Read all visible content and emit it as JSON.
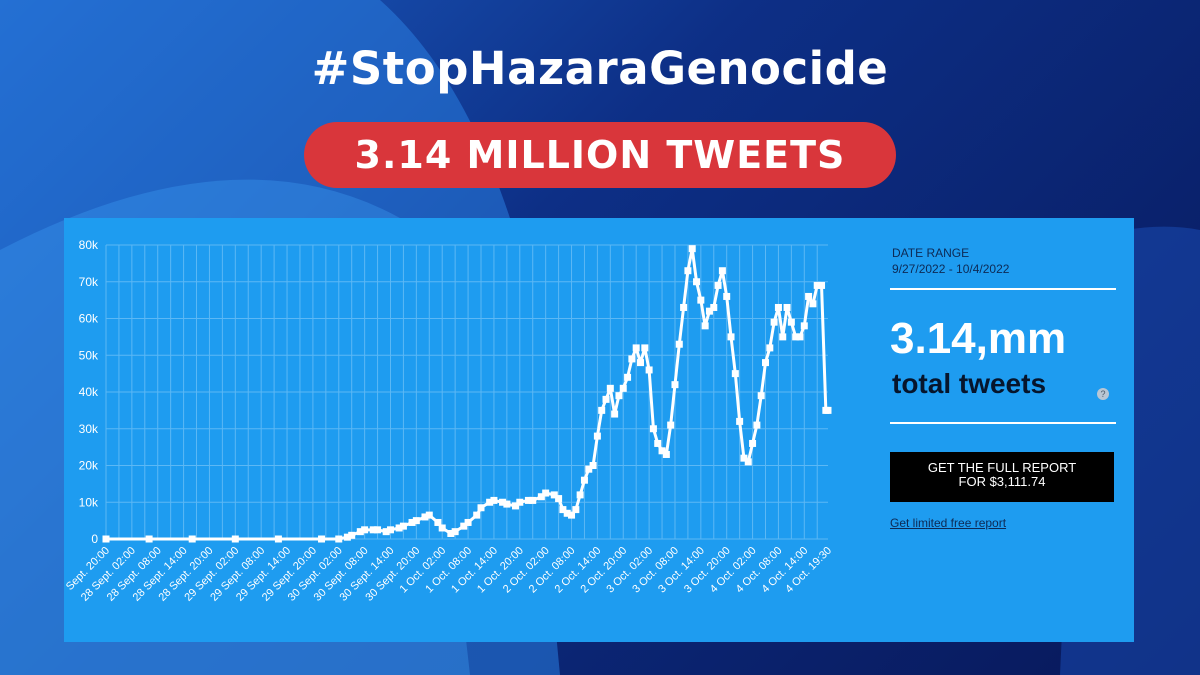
{
  "headline": {
    "hashtag": "#StopHazaraGenocide",
    "banner": "3.14 MILLION TWEETS"
  },
  "sidebar": {
    "date_range_label": "DATE RANGE",
    "date_range_value": "9/27/2022 - 10/4/2022",
    "total_value": "3.14,mm",
    "total_label": "total tweets",
    "help_glyph": "?",
    "report_button_line1": "GET THE FULL REPORT",
    "report_button_line2": "FOR $3,111.74",
    "free_report_link": "Get limited free report"
  },
  "colors": {
    "background": "#0d2f86",
    "banner": "#d9363b",
    "panel": "#1e9cf0",
    "line": "#ffffff"
  },
  "chart_data": {
    "type": "line",
    "y_ticks": [
      "0",
      "10k",
      "20k",
      "30k",
      "40k",
      "50k",
      "60k",
      "70k",
      "80k"
    ],
    "ylim": [
      0,
      80000
    ],
    "grid": true,
    "x_tick_labels": [
      "Sept. 20:00",
      "28 Sept. 02:00",
      "28 Sept. 08:00",
      "28 Sept. 14:00",
      "28 Sept. 20:00",
      "29 Sept. 02:00",
      "29 Sept. 08:00",
      "29 Sept. 14:00",
      "29 Sept. 20:00",
      "30 Sept. 02:00",
      "30 Sept. 08:00",
      "30 Sept. 14:00",
      "30 Sept. 20:00",
      "1 Oct. 02:00",
      "1 Oct. 08:00",
      "1 Oct. 14:00",
      "1 Oct. 20:00",
      "2 Oct. 02:00",
      "2 Oct. 08:00",
      "2 Oct. 14:00",
      "2 Oct. 20:00",
      "3 Oct. 02:00",
      "3 Oct. 08:00",
      "3 Oct. 14:00",
      "3 Oct. 20:00",
      "4 Oct. 02:00",
      "4 Oct. 08:00",
      "4 Oct. 14:00",
      "4 Oct. 19:30"
    ],
    "x_tick_positions": [
      0,
      6,
      12,
      18,
      24,
      30,
      36,
      42,
      48,
      54,
      60,
      66,
      72,
      78,
      84,
      90,
      96,
      102,
      108,
      114,
      120,
      126,
      132,
      138,
      144,
      150,
      156,
      162,
      167.5
    ],
    "series": [
      {
        "x": [
          0,
          10,
          20,
          30,
          40,
          50,
          54,
          56,
          57,
          59,
          60,
          62,
          63,
          65,
          66,
          68,
          69,
          71,
          72,
          74,
          75,
          77,
          78,
          80,
          81,
          83,
          84,
          86,
          87,
          89,
          90,
          92,
          93,
          95,
          96,
          98,
          99,
          101,
          102,
          104,
          105,
          106,
          107,
          108,
          109,
          110,
          111,
          112,
          113,
          114,
          115,
          116,
          117,
          118,
          119,
          120,
          121,
          122,
          123,
          124,
          125,
          126,
          127,
          128,
          129,
          130,
          131,
          132,
          133,
          134,
          135,
          136,
          137,
          138,
          139,
          140,
          141,
          142,
          143,
          144,
          145,
          146,
          147,
          148,
          149,
          150,
          151,
          152,
          153,
          154,
          155,
          156,
          157,
          158,
          159,
          160,
          161,
          162,
          163,
          164,
          165,
          166,
          167,
          167.5
        ],
        "y": [
          0,
          0,
          0,
          0,
          0,
          0,
          0,
          500,
          1000,
          2000,
          2500,
          2500,
          2500,
          2000,
          2500,
          3000,
          3500,
          4500,
          5000,
          6000,
          6500,
          4500,
          3000,
          1500,
          2000,
          3500,
          4500,
          6500,
          8500,
          10000,
          10500,
          10000,
          9500,
          9000,
          10000,
          10500,
          10500,
          11500,
          12500,
          12000,
          11000,
          8000,
          7000,
          6500,
          8000,
          12000,
          16000,
          19000,
          20000,
          28000,
          35000,
          38000,
          41000,
          34000,
          39000,
          41000,
          44000,
          49000,
          52000,
          48000,
          52000,
          46000,
          30000,
          26000,
          24000,
          23000,
          31000,
          42000,
          53000,
          63000,
          73000,
          79000,
          70000,
          65000,
          58000,
          62000,
          63000,
          69000,
          73000,
          66000,
          55000,
          45000,
          32000,
          22000,
          21000,
          26000,
          31000,
          39000,
          48000,
          52000,
          59000,
          63000,
          55000,
          63000,
          59000,
          55000,
          55000,
          58000,
          66000,
          64000,
          69000,
          69000,
          35000,
          35000
        ]
      }
    ]
  }
}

= = =

▶ [Prompt]:
The records above should be reproduced exactly, with no pictures included.

▶ [Completed exercise]:
Read all visible content and emit it as JSON.
{
  "headline": {
    "hashtag": "#StopHazaraGenocide",
    "banner": "3.14 MILLION TWEETS"
  },
  "sidebar": {
    "date_range_label": "DATE RANGE",
    "date_range_value": "9/27/2022 - 10/4/2022",
    "total_value": "3.14,mm",
    "total_label": "total tweets",
    "help_glyph": "?",
    "report_button_line1": "GET THE FULL REPORT",
    "report_button_line2": "FOR $3,111.74",
    "free_report_link": "Get limited free report"
  },
  "colors": {
    "background": "#0d2f86",
    "banner": "#d9363b",
    "panel": "#1e9cf0",
    "line": "#ffffff"
  },
  "chart_data": {
    "type": "line",
    "y_ticks": [
      "0",
      "10k",
      "20k",
      "30k",
      "40k",
      "50k",
      "60k",
      "70k",
      "80k"
    ],
    "ylim": [
      0,
      80000
    ],
    "grid": true,
    "x_tick_labels": [
      "Sept. 20:00",
      "28 Sept. 02:00",
      "28 Sept. 08:00",
      "28 Sept. 14:00",
      "28 Sept. 20:00",
      "29 Sept. 02:00",
      "29 Sept. 08:00",
      "29 Sept. 14:00",
      "29 Sept. 20:00",
      "30 Sept. 02:00",
      "30 Sept. 08:00",
      "30 Sept. 14:00",
      "30 Sept. 20:00",
      "1 Oct. 02:00",
      "1 Oct. 08:00",
      "1 Oct. 14:00",
      "1 Oct. 20:00",
      "2 Oct. 02:00",
      "2 Oct. 08:00",
      "2 Oct. 14:00",
      "2 Oct. 20:00",
      "3 Oct. 02:00",
      "3 Oct. 08:00",
      "3 Oct. 14:00",
      "3 Oct. 20:00",
      "4 Oct. 02:00",
      "4 Oct. 08:00",
      "4 Oct. 14:00",
      "4 Oct. 19:30"
    ],
    "x_tick_positions": [
      0,
      6,
      12,
      18,
      24,
      30,
      36,
      42,
      48,
      54,
      60,
      66,
      72,
      78,
      84,
      90,
      96,
      102,
      108,
      114,
      120,
      126,
      132,
      138,
      144,
      150,
      156,
      162,
      167.5
    ],
    "series": [
      {
        "x": [
          0,
          10,
          20,
          30,
          40,
          50,
          54,
          56,
          57,
          59,
          60,
          62,
          63,
          65,
          66,
          68,
          69,
          71,
          72,
          74,
          75,
          77,
          78,
          80,
          81,
          83,
          84,
          86,
          87,
          89,
          90,
          92,
          93,
          95,
          96,
          98,
          99,
          101,
          102,
          104,
          105,
          106,
          107,
          108,
          109,
          110,
          111,
          112,
          113,
          114,
          115,
          116,
          117,
          118,
          119,
          120,
          121,
          122,
          123,
          124,
          125,
          126,
          127,
          128,
          129,
          130,
          131,
          132,
          133,
          134,
          135,
          136,
          137,
          138,
          139,
          140,
          141,
          142,
          143,
          144,
          145,
          146,
          147,
          148,
          149,
          150,
          151,
          152,
          153,
          154,
          155,
          156,
          157,
          158,
          159,
          160,
          161,
          162,
          163,
          164,
          165,
          166,
          167,
          167.5
        ],
        "y": [
          0,
          0,
          0,
          0,
          0,
          0,
          0,
          500,
          1000,
          2000,
          2500,
          2500,
          2500,
          2000,
          2500,
          3000,
          3500,
          4500,
          5000,
          6000,
          6500,
          4500,
          3000,
          1500,
          2000,
          3500,
          4500,
          6500,
          8500,
          10000,
          10500,
          10000,
          9500,
          9000,
          10000,
          10500,
          10500,
          11500,
          12500,
          12000,
          11000,
          8000,
          7000,
          6500,
          8000,
          12000,
          16000,
          19000,
          20000,
          28000,
          35000,
          38000,
          41000,
          34000,
          39000,
          41000,
          44000,
          49000,
          52000,
          48000,
          52000,
          46000,
          30000,
          26000,
          24000,
          23000,
          31000,
          42000,
          53000,
          63000,
          73000,
          79000,
          70000,
          65000,
          58000,
          62000,
          63000,
          69000,
          73000,
          66000,
          55000,
          45000,
          32000,
          22000,
          21000,
          26000,
          31000,
          39000,
          48000,
          52000,
          59000,
          63000,
          55000,
          63000,
          59000,
          55000,
          55000,
          58000,
          66000,
          64000,
          69000,
          69000,
          35000,
          35000
        ]
      }
    ]
  }
}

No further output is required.